Extract the complete listing and output it unchanged.

(Data excerpts)
=======
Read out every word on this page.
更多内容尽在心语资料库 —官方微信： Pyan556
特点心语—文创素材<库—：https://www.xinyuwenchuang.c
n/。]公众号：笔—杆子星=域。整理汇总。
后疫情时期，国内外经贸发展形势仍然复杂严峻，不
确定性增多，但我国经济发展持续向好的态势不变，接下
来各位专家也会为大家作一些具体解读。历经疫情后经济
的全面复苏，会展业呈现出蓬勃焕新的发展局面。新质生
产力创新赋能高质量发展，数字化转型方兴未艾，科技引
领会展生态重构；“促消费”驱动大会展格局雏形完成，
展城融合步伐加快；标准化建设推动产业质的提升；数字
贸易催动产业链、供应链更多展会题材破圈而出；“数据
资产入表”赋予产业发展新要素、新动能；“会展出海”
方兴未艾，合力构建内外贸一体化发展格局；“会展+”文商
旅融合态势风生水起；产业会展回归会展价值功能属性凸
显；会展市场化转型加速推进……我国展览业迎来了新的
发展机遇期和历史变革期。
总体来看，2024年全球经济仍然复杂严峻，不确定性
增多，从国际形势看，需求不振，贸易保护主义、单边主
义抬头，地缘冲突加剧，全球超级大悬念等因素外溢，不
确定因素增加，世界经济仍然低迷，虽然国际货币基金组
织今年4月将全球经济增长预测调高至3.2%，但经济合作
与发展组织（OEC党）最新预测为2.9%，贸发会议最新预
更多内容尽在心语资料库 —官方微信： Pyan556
=======
→ Answer to the problem:
Read out every word on this page.
更多内容尽在心语资料库 —官方微信： Pyan556
特点心语—文创素材<库—：https://www.xinyuwenchuang.c
n/。]公众号：笔—杆子星=域。整理汇总。
后疫情时期，国内外经贸发展形势仍然复杂严峻，不
确定性增多，但我国经济发展持续向好的态势不变，接下
来各位专家也会为大家作一些具体解读。历经疫情后经济
的全面复苏，会展业呈现出蓬勃焕新的发展局面。新质生
产力创新赋能高质量发展，数字化转型方兴未艾，科技引
领会展生态重构；“促消费”驱动大会展格局雏形完成，
展城融合步伐加快；标准化建设推动产业质的提升；数字
贸易催动产业链、供应链更多展会题材破圈而出；“数据
资产入表”赋予产业发展新要素、新动能；“会展出海”
方兴未艾，合力构建内外贸一体化发展格局；“会展+”文商
旅融合态势风生水起；产业会展回归会展价值功能属性凸
显；会展市场化转型加速推进……我国展览业迎来了新的
发展机遇期和历史变革期。
总体来看，2024年全球经济仍然复杂严峻，不确定性
增多，从国际形势看，需求不振，贸易保护主义、单边主
义抬头，地缘冲突加剧，全球超级大悬念等因素外溢，不
确定因素增加，世界经济仍然低迷，虽然国际货币基金组
织今年4月将全球经济增长预测调高至3.2%，但经济合作
与发展组织（OEC党）最新预测为2.9%，贸发会议最新预
更多内容尽在心语资料库 —官方微信： Pyan556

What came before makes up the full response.